== WHAT THIS TASK INVOLVES ==
Copy every record exactly, and keep the pictures out.

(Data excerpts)
——————————

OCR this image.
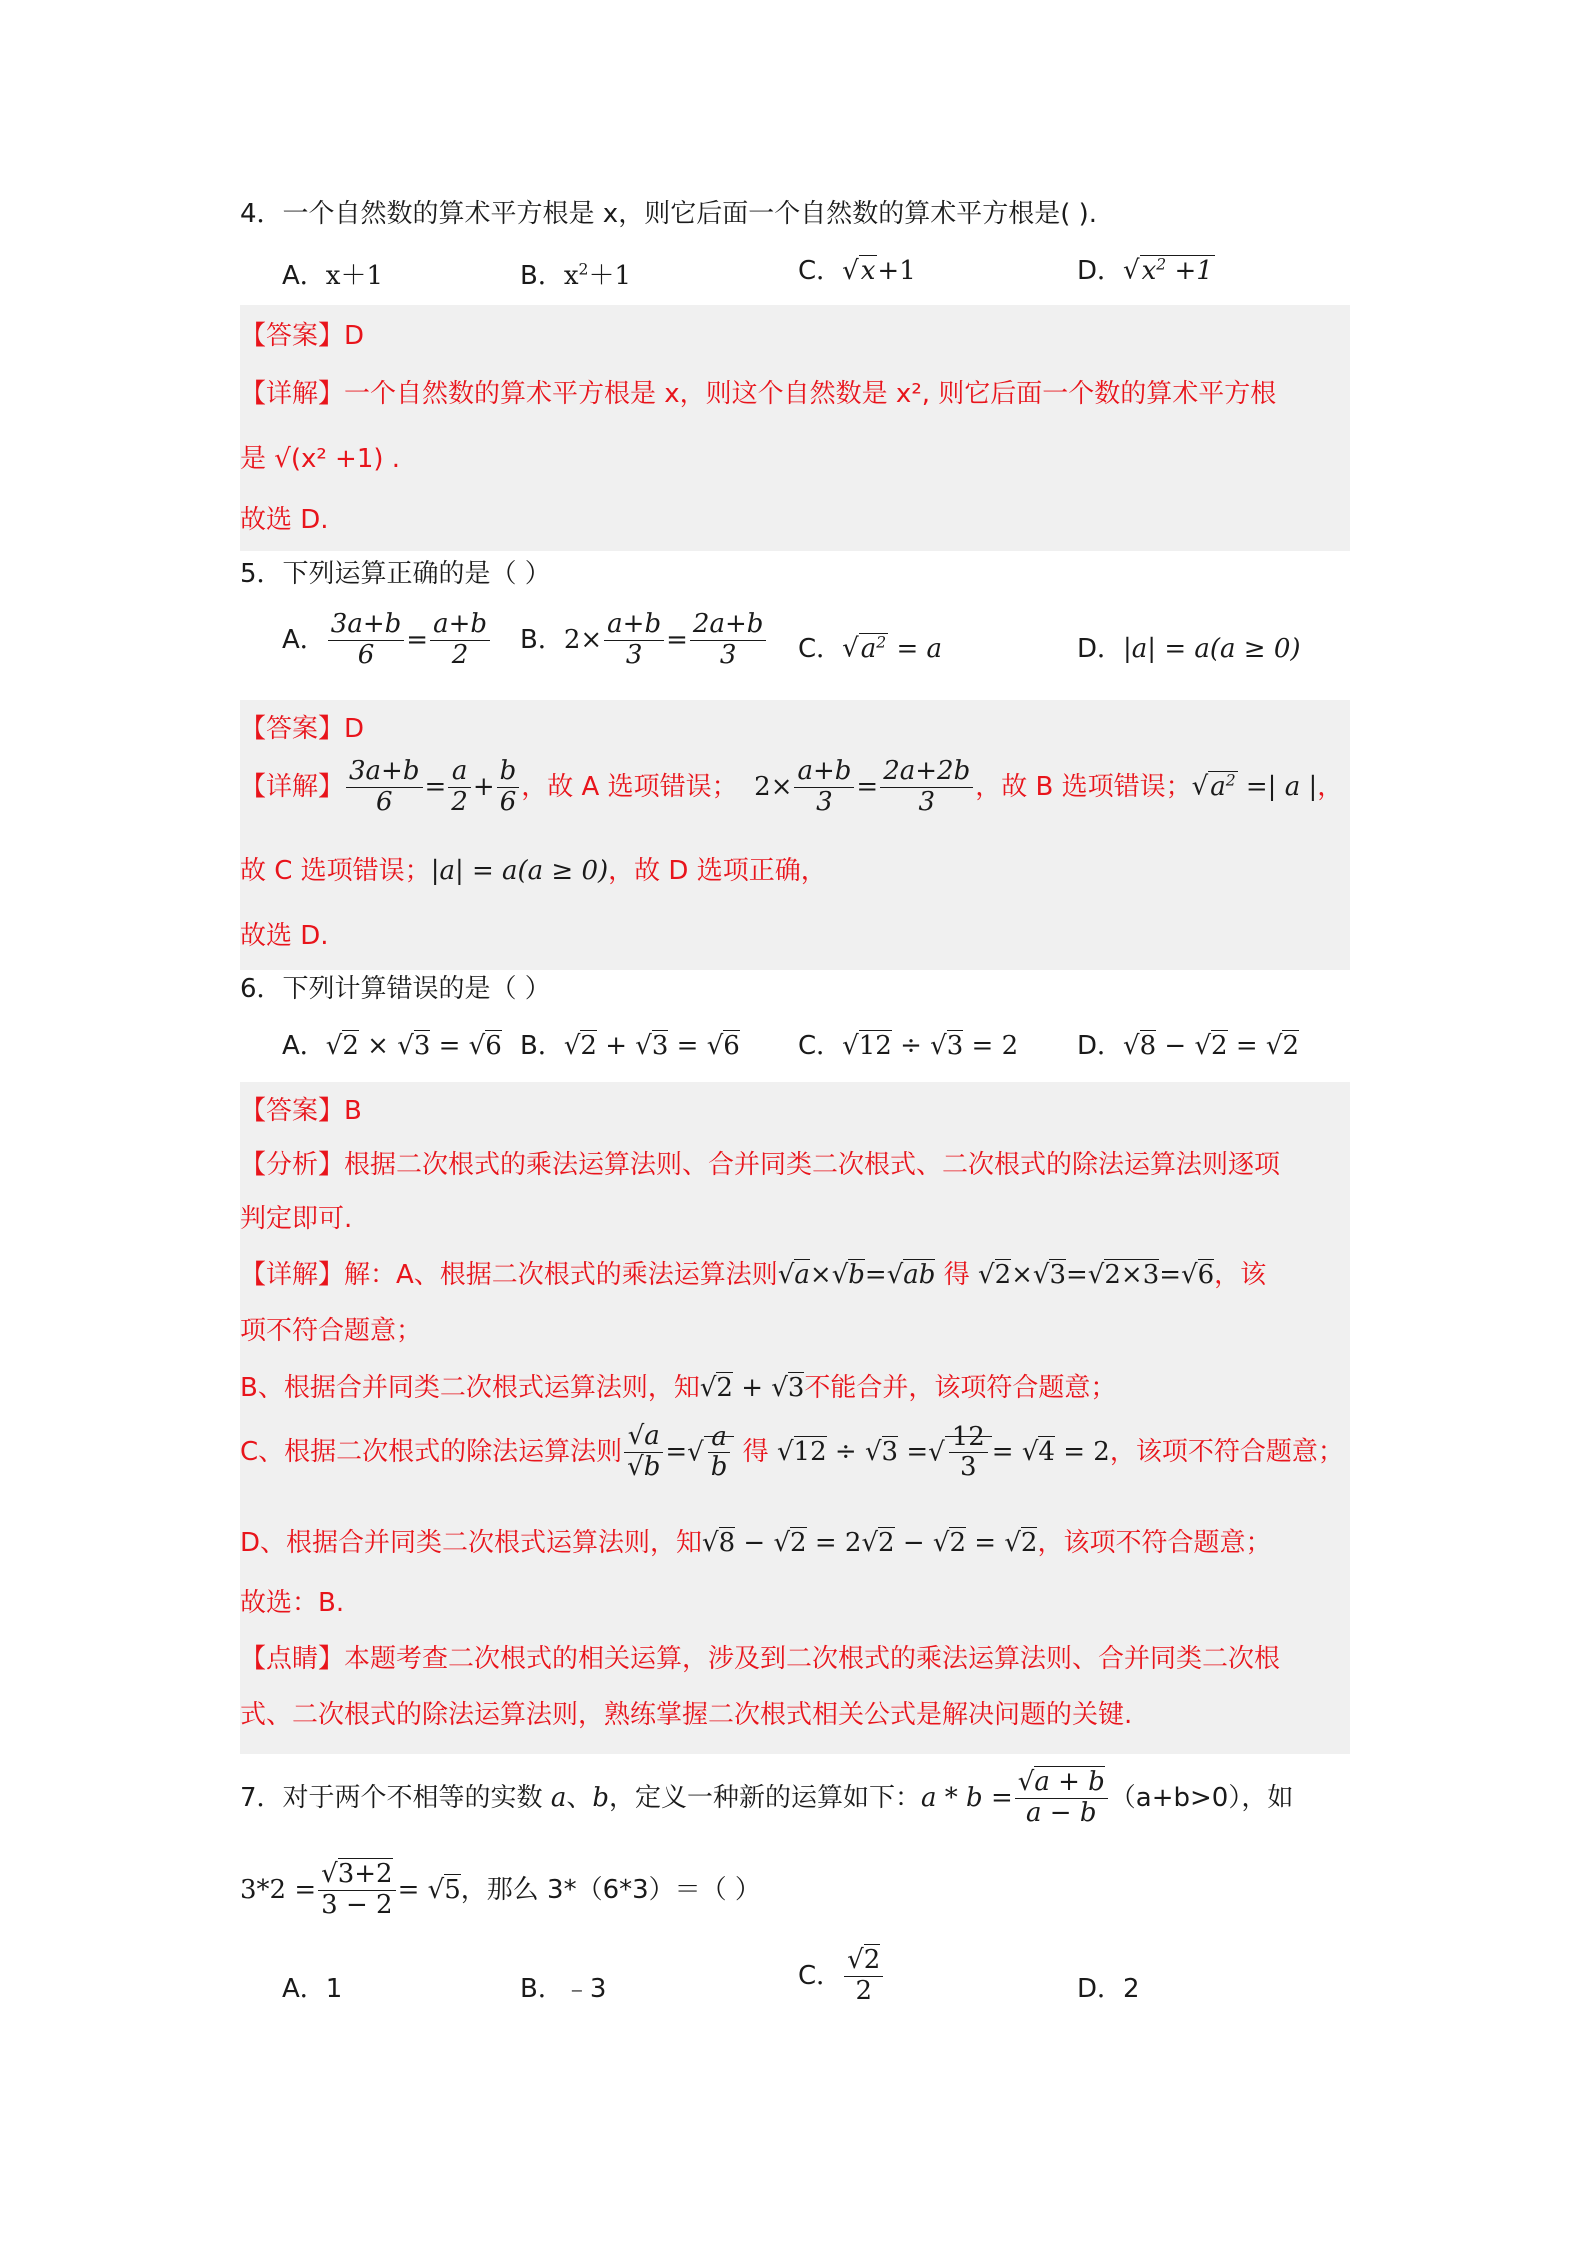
4．一个自然数的算术平方根是 x，则它后面一个自然数的算术平方根是( ).
A．x＋1	B．$x^2+1$	C．√x+1	D．$√x^2 +1$
【答案】D
【详解】一个自然数的算术平方根是 x，则这个自然数是 x², 则它后面一个数的算术平方根
是 √(x² +1) .
故选 D.
5．下列运算正确的是（ ）
A． $\frac{3a+b}{6} = \frac{a+b}{2}$ B．$2\times \frac{a+b}{3} = \frac{2a+b}{3}$ C．$√a^2 = a$	D．|a| = a(a ≥ 0)
【答案】D
【详解】 $\frac{3a+b}{6} = \frac{a}{2} + \frac{b}{6}$ ，故 A 选项错误； $2\times \frac{a+b}{3} = \frac{2a+2b}{3}$ ，故 B 选项错误；$√a^2$ =| a |，
故 C 选项错误；|a| = a(a ≥ 0)，故 D 选项正确，
故选 D.
6．下列计算错误的是（ ）
A．√2 × √3 = √6 B．√2 + √3 = √6 C．√12 ÷ √3 = 2 D．√8 − √2 = √2
【答案】B
【分析】根据二次根式的乘法运算法则、合并同类二次根式、二次根式的除法运算法则逐项
判定即可.
【详解】解：A、根据二次根式的乘法运算法则√a×√b=√ab 得 √2×√3=√2×3=√6，该
项不符合题意；
B、根据合并同类二次根式运算法则，知√2 + √3不能合并，该项符合题意；
C、根据二次根式的除法运算法则 $\frac{√a}{√b}$ =√ $\frac{a}{b}$ 得 √12 ÷ √3 =√ $\frac{12}{3} = √4 = 2$，该项不符合题意；
D、根据合并同类二次根式运算法则，知√8 − √2 = 2√2 − √2 = √2，该项不符合题意；
故选：B.
【点睛】本题考查二次根式的相关运算，涉及到二次根式的乘法运算法则、合并同类二次根
式、二次根式的除法运算法则，熟练掌握二次根式相关公式是解决问题的关键.
7．对于两个不相等的实数 a、b，定义一种新的运算如下：$a * b = \frac{√a + b}{a - b} (a+b>0)$，如
$3*2 = \frac{√3+2}{3 - 2} = √5$，那么 3*（6*3）＝（ ）
A．1	B．﹣3	C． $\frac{√2}{2}$	D．2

——————————

== ANSWER IN FULL ==
OCR this image.
4．一个自然数的算术平方根是 x，则它后面一个自然数的算术平方根是( ).
A．x＋1	B．$x^2+1$	C．√x+1	D．$√x^2 +1$
【答案】D
【详解】一个自然数的算术平方根是 x，则这个自然数是 x², 则它后面一个数的算术平方根
是 √(x² +1) .
故选 D.
5．下列运算正确的是（ ）
A． $\frac{3a+b}{6} = \frac{a+b}{2}$ B．$2\times \frac{a+b}{3} = \frac{2a+b}{3}$ C．$√a^2 = a$	D．|a| = a(a ≥ 0)
【答案】D
【详解】 $\frac{3a+b}{6} = \frac{a}{2} + \frac{b}{6}$ ，故 A 选项错误； $2\times \frac{a+b}{3} = \frac{2a+2b}{3}$ ，故 B 选项错误；$√a^2$ =| a |，
故 C 选项错误；|a| = a(a ≥ 0)，故 D 选项正确，
故选 D.
6．下列计算错误的是（ ）
A．√2 × √3 = √6 B．√2 + √3 = √6 C．√12 ÷ √3 = 2 D．√8 − √2 = √2
【答案】B
【分析】根据二次根式的乘法运算法则、合并同类二次根式、二次根式的除法运算法则逐项
判定即可.
【详解】解：A、根据二次根式的乘法运算法则√a×√b=√ab 得 √2×√3=√2×3=√6，该
项不符合题意；
B、根据合并同类二次根式运算法则，知√2 + √3不能合并，该项符合题意；
C、根据二次根式的除法运算法则 $\frac{√a}{√b}$ =√ $\frac{a}{b}$ 得 √12 ÷ √3 =√ $\frac{12}{3} = √4 = 2$，该项不符合题意；
D、根据合并同类二次根式运算法则，知√8 − √2 = 2√2 − √2 = √2，该项不符合题意；
故选：B.
【点睛】本题考查二次根式的相关运算，涉及到二次根式的乘法运算法则、合并同类二次根
式、二次根式的除法运算法则，熟练掌握二次根式相关公式是解决问题的关键.
7．对于两个不相等的实数 a、b，定义一种新的运算如下：$a * b = \frac{√a + b}{a - b} (a+b>0)$，如
$3*2 = \frac{√3+2}{3 - 2} = √5$，那么 3*（6*3）＝（ ）
A．1	B．﹣3	C． $\frac{√2}{2}$	D．2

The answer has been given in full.